Problem details -
Copy all lines of the listing that include the string "Advisor".

───── Data for processing

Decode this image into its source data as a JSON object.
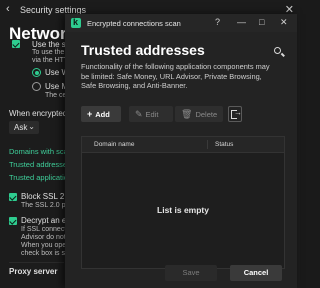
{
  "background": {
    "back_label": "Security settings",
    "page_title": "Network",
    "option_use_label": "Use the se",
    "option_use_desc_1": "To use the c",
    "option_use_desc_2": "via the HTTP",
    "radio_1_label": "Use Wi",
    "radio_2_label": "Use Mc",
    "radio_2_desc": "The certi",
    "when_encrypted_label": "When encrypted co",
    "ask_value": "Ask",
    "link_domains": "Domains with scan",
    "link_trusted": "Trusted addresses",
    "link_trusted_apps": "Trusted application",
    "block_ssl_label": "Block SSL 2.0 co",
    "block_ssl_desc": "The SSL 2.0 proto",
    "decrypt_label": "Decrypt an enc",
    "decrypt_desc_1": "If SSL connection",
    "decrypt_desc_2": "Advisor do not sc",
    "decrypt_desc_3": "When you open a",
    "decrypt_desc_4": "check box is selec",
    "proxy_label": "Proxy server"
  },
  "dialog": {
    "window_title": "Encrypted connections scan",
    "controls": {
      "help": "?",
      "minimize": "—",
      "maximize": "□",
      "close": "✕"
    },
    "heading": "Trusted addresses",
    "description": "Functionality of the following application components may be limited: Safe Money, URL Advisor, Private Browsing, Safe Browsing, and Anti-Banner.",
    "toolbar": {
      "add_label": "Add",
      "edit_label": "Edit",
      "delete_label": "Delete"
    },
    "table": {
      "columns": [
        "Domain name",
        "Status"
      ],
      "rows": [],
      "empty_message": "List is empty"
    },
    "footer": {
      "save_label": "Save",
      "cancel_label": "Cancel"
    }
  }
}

──────────

Correct result -
    "decrypt_desc_2": "Advisor do not sc",
    "description": "Functionality of the following application components may be limited: Safe Money, URL Advisor, Private Browsing, Safe Browsing, and Anti-Banner.",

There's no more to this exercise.